> [Supplied entries]:
** begin **

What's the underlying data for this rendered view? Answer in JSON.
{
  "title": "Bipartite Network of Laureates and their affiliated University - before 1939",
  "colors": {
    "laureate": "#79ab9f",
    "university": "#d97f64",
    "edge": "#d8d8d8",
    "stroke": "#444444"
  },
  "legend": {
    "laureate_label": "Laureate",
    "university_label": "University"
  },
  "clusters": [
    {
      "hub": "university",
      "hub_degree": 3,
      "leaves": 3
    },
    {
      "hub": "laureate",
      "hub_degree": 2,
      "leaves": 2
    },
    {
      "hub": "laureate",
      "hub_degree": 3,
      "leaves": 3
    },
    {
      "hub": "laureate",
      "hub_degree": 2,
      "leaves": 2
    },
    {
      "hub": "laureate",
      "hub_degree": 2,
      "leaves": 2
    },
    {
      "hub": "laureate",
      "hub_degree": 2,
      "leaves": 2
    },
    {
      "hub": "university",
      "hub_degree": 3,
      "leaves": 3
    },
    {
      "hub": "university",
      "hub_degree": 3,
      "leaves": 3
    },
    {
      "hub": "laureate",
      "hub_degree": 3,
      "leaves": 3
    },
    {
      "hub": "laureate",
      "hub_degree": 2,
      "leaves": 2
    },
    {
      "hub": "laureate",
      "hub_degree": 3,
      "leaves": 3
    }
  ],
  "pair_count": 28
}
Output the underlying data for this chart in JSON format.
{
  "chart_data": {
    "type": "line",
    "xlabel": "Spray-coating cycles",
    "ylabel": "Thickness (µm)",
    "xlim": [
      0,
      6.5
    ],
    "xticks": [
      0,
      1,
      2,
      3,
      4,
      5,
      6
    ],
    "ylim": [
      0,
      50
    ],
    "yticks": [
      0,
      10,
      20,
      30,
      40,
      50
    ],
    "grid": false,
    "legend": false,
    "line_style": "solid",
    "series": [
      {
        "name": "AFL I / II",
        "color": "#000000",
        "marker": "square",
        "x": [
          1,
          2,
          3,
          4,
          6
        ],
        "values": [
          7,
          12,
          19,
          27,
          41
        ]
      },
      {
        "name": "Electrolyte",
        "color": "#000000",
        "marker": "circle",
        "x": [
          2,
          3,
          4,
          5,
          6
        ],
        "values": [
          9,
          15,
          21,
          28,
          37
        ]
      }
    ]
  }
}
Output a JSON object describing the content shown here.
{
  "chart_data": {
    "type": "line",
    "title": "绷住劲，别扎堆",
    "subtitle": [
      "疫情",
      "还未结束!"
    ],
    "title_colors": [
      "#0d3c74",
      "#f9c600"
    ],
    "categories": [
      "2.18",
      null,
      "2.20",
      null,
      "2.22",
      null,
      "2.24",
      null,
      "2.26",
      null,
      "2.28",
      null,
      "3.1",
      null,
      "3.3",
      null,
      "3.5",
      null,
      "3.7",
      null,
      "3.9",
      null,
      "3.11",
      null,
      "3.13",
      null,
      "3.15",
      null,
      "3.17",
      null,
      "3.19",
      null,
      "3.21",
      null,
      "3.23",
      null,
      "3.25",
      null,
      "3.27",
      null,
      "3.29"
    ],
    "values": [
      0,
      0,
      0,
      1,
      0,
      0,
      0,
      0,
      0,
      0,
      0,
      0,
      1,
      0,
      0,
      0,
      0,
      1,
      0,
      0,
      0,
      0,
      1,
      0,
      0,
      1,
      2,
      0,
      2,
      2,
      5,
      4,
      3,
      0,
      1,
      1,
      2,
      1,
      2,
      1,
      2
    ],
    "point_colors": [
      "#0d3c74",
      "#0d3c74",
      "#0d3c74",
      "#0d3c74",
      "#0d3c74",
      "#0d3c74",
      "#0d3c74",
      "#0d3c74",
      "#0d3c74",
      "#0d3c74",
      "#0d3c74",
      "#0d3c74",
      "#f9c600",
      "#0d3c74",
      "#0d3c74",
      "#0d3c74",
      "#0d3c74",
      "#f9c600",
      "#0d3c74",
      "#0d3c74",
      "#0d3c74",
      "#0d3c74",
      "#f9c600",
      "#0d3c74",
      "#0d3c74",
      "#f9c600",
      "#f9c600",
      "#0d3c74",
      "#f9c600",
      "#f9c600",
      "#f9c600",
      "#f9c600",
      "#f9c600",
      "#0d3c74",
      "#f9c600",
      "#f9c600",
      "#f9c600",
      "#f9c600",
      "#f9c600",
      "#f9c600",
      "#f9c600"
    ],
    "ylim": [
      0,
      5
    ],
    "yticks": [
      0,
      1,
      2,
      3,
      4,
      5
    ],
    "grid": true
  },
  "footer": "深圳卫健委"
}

** end **

> [Brief]:
Reply with one number only: how many lines of the listing hold "Output"?

> [Correct answer]:
2